> _Work to do_
Count each line below that has "issues" anywhere in it. Answer with the total alone.

----

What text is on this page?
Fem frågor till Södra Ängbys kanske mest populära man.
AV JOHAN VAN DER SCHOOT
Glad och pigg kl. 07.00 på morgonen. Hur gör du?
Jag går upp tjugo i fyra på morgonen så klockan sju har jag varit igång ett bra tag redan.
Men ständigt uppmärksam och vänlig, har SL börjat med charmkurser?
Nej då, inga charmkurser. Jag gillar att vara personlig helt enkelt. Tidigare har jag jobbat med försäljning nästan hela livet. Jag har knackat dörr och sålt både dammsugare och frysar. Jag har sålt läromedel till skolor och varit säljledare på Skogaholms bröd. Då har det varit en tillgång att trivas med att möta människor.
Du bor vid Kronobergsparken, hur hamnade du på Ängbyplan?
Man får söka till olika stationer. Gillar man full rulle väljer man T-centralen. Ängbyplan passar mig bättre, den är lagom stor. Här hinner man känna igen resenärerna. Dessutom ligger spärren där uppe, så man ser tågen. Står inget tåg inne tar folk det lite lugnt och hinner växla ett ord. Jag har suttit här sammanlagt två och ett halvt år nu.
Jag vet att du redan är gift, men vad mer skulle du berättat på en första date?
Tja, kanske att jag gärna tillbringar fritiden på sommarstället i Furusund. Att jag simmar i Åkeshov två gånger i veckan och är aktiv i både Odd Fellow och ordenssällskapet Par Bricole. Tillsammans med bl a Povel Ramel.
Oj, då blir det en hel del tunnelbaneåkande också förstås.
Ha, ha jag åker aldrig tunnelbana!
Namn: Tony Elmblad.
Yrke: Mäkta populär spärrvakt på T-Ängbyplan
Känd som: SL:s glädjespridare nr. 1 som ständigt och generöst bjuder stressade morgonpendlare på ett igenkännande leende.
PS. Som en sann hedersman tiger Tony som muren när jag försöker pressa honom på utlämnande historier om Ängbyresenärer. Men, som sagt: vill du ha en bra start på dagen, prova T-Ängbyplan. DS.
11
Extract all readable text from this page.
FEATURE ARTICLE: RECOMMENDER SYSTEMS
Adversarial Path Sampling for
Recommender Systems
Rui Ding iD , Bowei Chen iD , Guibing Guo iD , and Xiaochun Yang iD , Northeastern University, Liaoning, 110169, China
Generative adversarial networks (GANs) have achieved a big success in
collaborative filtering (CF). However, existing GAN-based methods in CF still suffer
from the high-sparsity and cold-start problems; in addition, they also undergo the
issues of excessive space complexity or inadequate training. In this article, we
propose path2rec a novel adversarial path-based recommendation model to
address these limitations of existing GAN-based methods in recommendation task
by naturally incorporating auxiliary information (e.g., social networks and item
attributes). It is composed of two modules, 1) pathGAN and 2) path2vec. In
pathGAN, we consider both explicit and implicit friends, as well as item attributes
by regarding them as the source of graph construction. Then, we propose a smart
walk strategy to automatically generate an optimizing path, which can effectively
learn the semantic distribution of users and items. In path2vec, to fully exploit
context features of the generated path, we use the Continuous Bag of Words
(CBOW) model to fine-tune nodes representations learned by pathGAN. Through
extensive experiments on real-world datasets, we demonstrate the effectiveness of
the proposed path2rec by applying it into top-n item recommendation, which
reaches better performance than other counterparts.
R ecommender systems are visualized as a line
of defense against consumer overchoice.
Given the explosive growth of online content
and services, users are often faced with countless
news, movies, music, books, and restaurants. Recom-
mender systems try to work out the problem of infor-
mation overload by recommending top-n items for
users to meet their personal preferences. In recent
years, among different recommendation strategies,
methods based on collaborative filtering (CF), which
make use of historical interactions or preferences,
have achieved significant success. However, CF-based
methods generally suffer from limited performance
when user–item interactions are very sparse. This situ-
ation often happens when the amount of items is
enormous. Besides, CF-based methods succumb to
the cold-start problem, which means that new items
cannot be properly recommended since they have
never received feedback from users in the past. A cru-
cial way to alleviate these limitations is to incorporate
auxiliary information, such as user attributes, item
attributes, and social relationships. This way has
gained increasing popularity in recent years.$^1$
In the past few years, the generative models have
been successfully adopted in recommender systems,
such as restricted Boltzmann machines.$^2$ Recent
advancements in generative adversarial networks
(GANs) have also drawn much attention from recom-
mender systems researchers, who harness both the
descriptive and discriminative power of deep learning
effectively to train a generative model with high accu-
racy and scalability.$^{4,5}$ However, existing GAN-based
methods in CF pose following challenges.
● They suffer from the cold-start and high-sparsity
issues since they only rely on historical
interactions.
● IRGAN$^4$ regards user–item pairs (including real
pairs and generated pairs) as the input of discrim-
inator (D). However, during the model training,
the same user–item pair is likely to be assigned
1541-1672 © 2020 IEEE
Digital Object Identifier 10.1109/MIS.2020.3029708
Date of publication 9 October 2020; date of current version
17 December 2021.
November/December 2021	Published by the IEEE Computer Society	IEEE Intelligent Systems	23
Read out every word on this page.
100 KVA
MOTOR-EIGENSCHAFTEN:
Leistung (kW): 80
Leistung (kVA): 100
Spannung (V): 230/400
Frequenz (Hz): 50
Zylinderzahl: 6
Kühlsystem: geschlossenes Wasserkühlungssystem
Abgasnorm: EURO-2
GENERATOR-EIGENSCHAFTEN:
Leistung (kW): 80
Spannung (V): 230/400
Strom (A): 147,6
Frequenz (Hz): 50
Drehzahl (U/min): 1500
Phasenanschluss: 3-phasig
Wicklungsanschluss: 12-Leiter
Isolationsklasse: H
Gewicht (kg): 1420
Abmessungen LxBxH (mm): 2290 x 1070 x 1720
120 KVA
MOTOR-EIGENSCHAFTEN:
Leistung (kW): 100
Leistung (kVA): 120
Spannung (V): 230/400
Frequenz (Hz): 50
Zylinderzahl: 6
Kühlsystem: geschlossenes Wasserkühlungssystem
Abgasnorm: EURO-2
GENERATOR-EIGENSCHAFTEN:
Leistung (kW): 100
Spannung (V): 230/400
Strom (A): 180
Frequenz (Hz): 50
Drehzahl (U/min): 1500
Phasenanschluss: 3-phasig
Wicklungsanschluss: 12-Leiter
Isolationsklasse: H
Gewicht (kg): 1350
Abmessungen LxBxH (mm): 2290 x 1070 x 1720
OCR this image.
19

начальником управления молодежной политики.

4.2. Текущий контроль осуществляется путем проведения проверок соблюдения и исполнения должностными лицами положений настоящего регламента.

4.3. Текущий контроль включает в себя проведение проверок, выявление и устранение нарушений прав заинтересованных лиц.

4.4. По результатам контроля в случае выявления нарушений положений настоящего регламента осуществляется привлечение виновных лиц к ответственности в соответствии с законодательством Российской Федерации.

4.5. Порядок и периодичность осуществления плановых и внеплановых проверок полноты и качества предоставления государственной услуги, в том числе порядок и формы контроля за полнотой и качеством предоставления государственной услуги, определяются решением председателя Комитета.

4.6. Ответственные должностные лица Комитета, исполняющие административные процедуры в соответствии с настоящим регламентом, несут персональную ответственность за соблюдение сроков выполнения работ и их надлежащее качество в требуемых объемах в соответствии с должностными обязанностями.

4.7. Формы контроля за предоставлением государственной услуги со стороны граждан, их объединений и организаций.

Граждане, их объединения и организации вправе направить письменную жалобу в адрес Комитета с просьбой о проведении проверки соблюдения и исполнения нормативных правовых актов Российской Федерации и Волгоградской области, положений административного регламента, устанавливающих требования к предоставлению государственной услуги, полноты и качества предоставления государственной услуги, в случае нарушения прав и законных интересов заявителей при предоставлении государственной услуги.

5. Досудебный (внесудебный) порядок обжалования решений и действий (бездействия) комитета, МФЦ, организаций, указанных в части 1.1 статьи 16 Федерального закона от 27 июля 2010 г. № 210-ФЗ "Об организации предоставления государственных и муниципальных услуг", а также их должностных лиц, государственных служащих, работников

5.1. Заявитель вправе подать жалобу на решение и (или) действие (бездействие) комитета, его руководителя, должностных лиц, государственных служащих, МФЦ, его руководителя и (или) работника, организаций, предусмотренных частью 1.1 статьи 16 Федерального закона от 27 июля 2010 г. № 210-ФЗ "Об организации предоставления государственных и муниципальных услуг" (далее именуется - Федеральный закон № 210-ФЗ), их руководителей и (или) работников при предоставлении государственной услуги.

----

> _Response to this exercise_
2